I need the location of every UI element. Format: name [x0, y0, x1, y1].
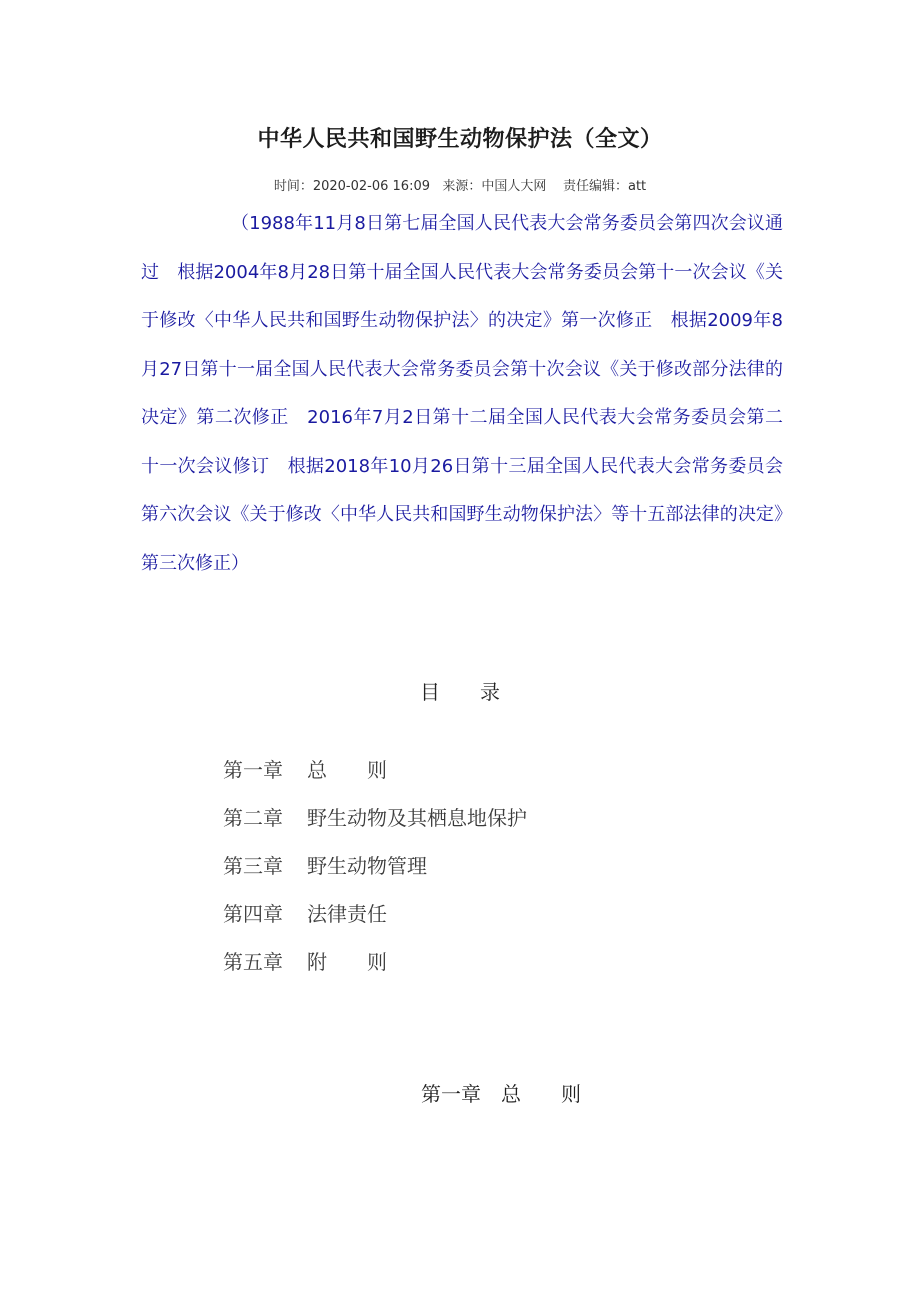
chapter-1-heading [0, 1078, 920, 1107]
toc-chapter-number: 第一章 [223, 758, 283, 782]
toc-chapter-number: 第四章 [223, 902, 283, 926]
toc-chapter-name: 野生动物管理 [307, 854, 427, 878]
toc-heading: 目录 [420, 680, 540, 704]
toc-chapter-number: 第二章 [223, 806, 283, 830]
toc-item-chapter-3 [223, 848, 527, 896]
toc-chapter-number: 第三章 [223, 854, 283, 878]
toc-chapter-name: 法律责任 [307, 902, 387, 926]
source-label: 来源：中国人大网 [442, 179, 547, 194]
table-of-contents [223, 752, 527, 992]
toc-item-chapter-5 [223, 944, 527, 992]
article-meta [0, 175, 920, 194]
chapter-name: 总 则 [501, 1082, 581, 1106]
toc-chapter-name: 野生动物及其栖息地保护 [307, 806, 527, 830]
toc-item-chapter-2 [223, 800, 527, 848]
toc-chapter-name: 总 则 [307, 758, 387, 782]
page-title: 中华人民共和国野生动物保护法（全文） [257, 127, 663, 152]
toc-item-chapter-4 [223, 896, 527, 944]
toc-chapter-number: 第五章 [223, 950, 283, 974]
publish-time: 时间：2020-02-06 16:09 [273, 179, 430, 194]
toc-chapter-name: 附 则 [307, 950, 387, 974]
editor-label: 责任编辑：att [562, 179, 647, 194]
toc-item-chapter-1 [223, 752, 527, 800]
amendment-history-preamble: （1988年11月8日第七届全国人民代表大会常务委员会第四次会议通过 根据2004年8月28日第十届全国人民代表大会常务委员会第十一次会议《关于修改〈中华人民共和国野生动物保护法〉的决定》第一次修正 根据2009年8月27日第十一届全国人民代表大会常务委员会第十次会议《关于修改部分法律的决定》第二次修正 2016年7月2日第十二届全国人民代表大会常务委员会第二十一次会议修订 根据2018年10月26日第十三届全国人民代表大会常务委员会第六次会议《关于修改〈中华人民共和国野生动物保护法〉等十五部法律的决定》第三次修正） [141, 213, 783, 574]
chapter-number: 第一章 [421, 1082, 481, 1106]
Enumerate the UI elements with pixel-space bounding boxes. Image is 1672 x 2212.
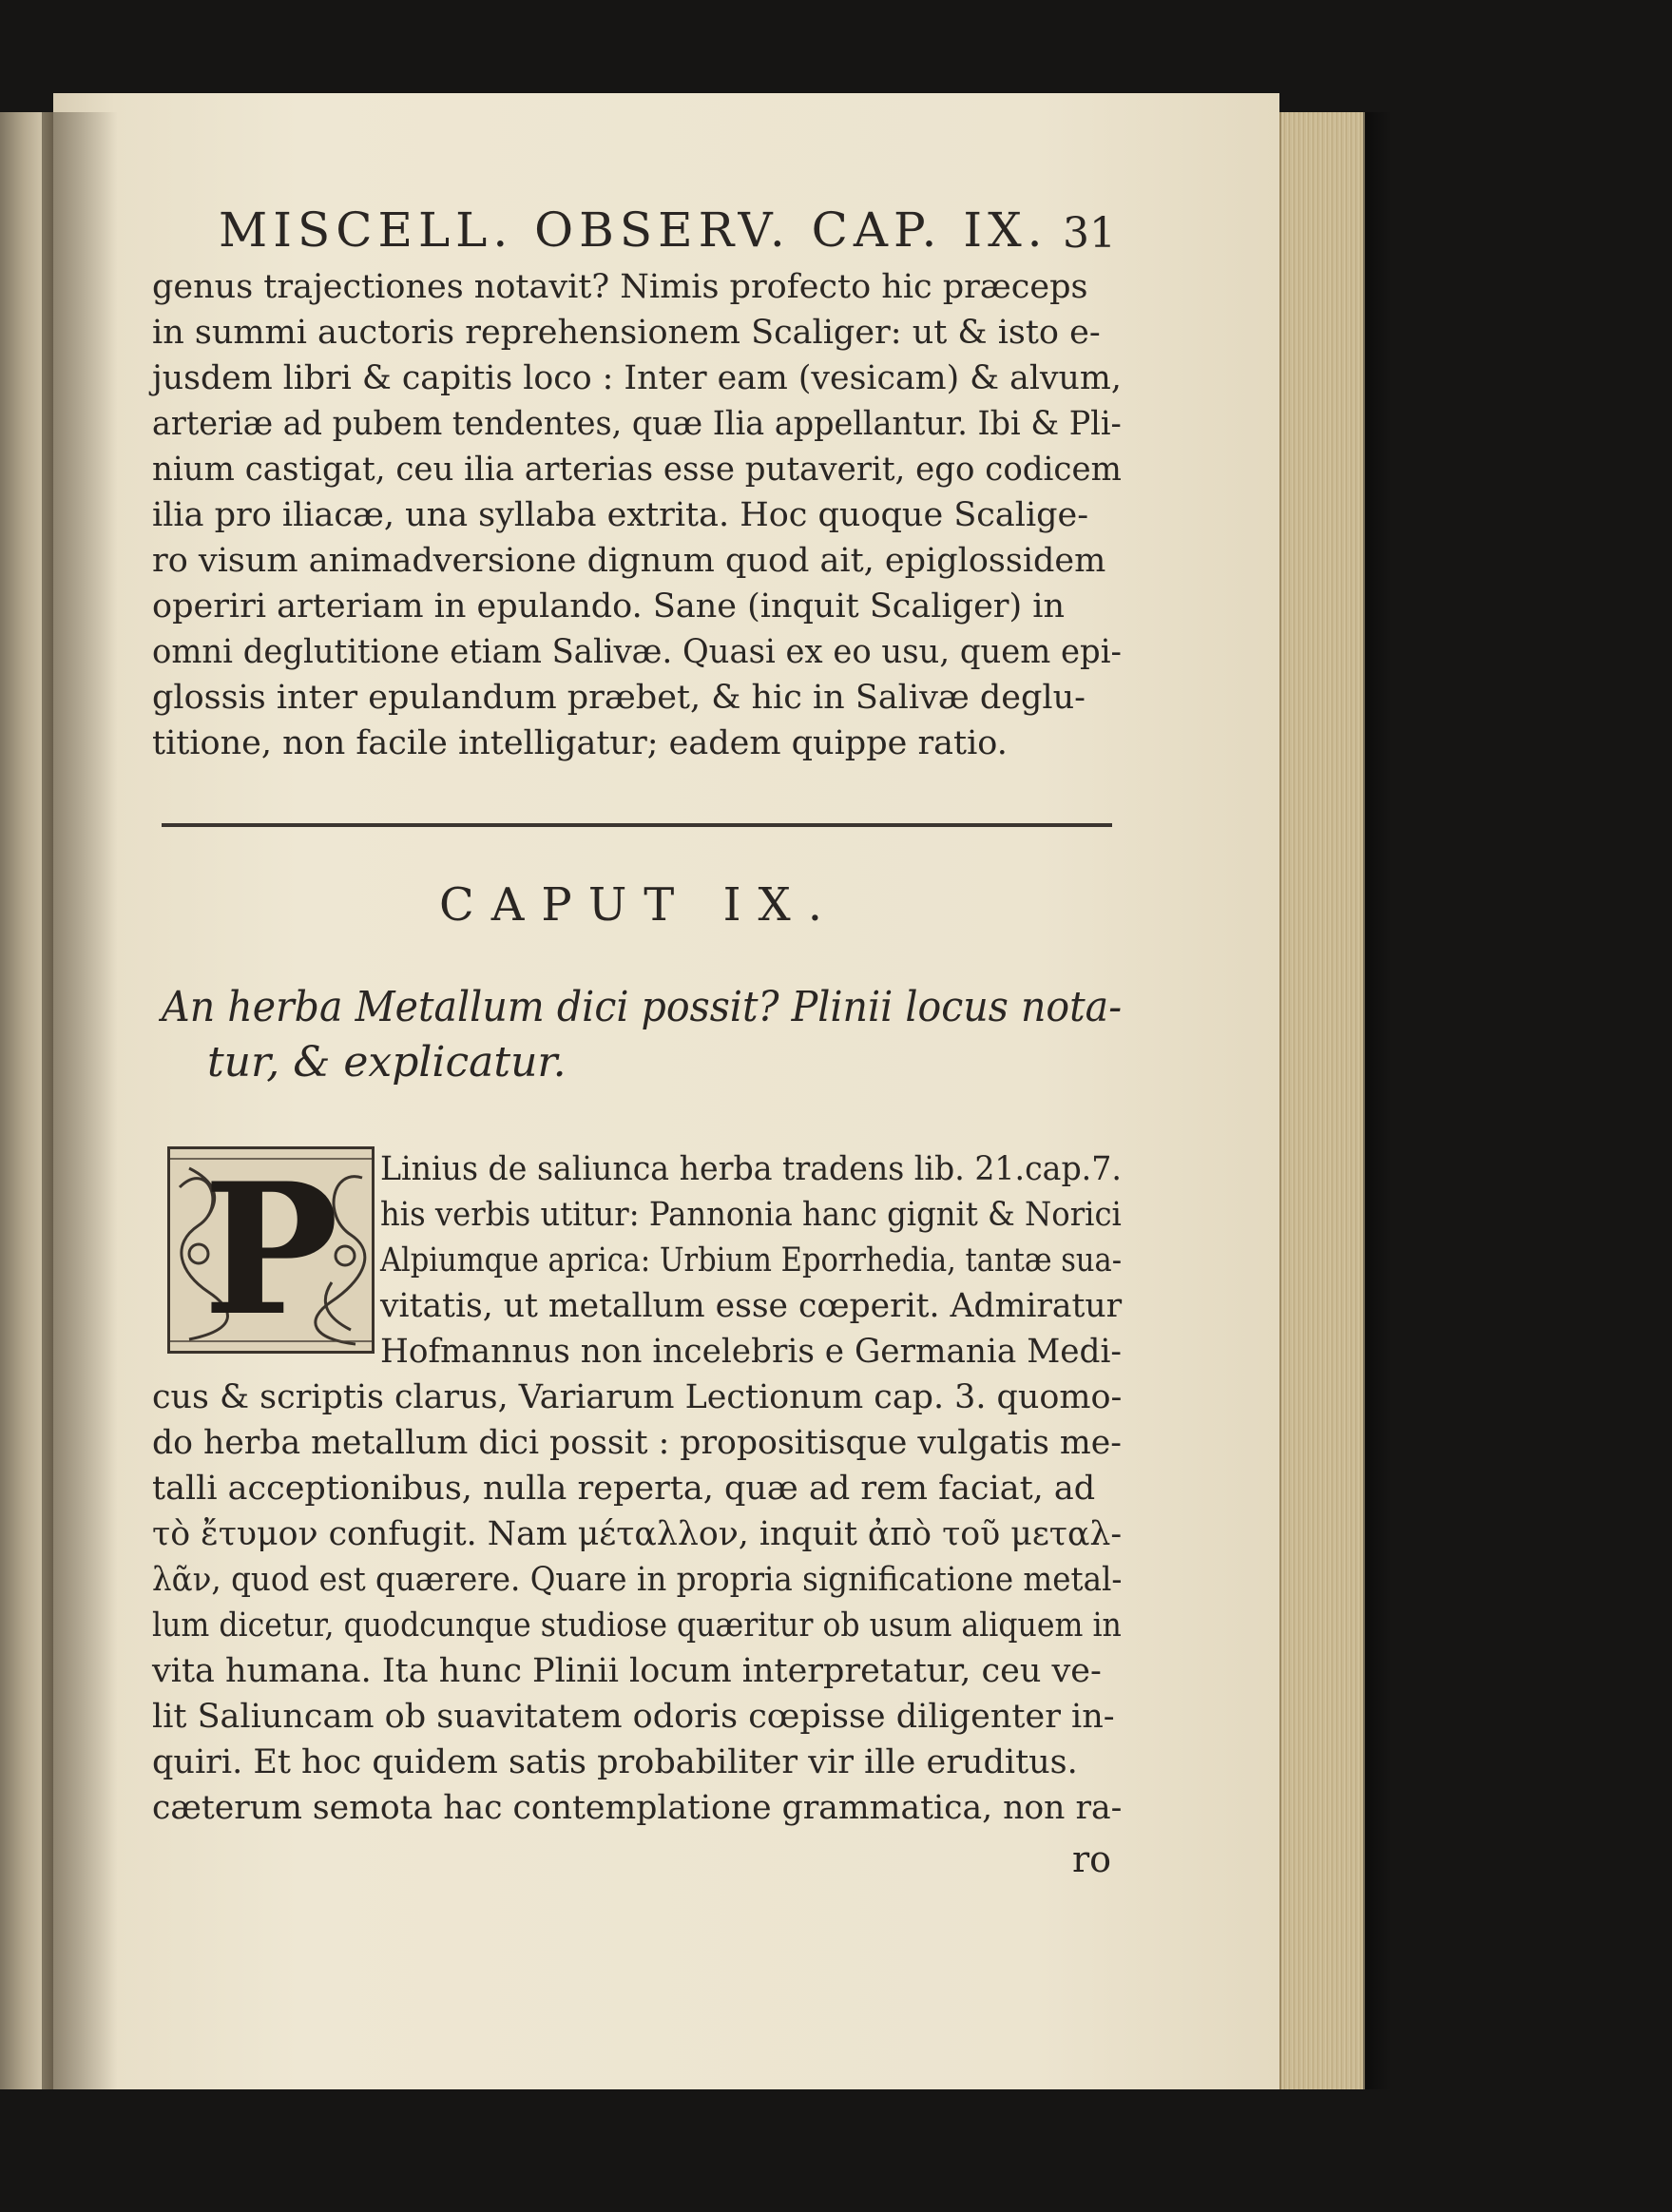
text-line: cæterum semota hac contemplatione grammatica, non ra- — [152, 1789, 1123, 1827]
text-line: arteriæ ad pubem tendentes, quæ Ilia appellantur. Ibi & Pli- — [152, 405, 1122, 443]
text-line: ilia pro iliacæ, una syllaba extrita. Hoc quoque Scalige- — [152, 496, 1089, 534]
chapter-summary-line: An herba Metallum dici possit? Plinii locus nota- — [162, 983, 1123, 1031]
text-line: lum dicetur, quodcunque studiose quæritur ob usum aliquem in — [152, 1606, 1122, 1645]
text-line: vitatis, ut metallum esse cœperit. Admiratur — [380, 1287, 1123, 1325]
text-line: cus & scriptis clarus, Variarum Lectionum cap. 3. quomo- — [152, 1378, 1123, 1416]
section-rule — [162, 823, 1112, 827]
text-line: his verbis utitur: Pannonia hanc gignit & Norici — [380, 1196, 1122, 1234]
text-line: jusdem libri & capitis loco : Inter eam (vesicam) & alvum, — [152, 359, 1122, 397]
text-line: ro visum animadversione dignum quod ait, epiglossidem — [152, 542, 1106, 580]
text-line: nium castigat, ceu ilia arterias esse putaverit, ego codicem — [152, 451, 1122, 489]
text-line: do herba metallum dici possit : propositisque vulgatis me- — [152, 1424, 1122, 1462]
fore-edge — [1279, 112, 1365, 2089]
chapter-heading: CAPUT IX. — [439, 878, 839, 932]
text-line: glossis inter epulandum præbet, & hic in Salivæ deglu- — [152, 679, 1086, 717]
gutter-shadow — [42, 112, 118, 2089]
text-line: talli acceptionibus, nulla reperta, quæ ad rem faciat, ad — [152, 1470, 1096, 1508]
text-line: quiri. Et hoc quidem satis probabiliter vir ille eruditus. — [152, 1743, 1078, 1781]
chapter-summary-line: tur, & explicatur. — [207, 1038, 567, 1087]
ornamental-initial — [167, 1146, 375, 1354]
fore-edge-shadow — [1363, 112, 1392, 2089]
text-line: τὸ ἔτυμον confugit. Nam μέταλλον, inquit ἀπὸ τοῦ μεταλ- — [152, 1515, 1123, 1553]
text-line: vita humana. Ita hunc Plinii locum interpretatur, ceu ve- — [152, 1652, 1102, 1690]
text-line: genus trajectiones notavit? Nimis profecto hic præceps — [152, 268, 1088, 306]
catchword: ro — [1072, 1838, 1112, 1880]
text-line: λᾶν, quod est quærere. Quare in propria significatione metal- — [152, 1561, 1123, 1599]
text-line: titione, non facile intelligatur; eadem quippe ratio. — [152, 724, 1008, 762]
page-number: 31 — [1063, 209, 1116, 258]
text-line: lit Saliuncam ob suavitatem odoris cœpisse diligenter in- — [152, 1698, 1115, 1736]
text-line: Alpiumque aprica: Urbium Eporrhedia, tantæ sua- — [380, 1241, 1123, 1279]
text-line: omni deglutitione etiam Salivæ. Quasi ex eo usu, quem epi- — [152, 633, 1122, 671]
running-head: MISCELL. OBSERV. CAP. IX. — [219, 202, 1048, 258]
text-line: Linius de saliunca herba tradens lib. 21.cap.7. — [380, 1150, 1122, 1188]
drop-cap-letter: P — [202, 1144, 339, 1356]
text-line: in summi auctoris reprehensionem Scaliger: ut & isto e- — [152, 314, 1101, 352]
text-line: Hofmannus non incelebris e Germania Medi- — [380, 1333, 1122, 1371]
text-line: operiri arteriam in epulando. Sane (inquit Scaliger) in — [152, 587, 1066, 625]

====================

The request:
Copy the lines exactly, starting with the line that contains "chapter-1-heading [0, 1078, 920, 1107]" and going on through the line that contains "editor-label: 责任编辑：att [562, 179, 647, 194]".

Right answer:
chapter-1-heading [0, 1078, 920, 1107]
toc-chapter-number: 第一章 [223, 758, 283, 782]
toc-chapter-number: 第四章 [223, 902, 283, 926]
toc-chapter-name: 野生动物管理 [307, 854, 427, 878]
toc-heading: 目录 [420, 680, 540, 704]
toc-chapter-number: 第二章 [223, 806, 283, 830]
toc-item-chapter-3 [223, 848, 527, 896]
toc-chapter-number: 第三章 [223, 854, 283, 878]
toc-chapter-name: 法律责任 [307, 902, 387, 926]
source-label: 来源：中国人大网 [442, 179, 547, 194]
table-of-contents [223, 752, 527, 992]
toc-item-chapter-5 [223, 944, 527, 992]
article-meta [0, 175, 920, 194]
chapter-name: 总 则 [501, 1082, 581, 1106]
toc-chapter-name: 野生动物及其栖息地保护 [307, 806, 527, 830]
toc-item-chapter-2 [223, 800, 527, 848]
toc-chapter-name: 总 则 [307, 758, 387, 782]
page-title: 中华人民共和国野生动物保护法（全文） [257, 127, 663, 152]
toc-item-chapter-4 [223, 896, 527, 944]
toc-chapter-number: 第五章 [223, 950, 283, 974]
publish-time: 时间：2020-02-06 16:09 [273, 179, 430, 194]
toc-chapter-name: 附 则 [307, 950, 387, 974]
editor-label: 责任编辑：att [562, 179, 647, 194]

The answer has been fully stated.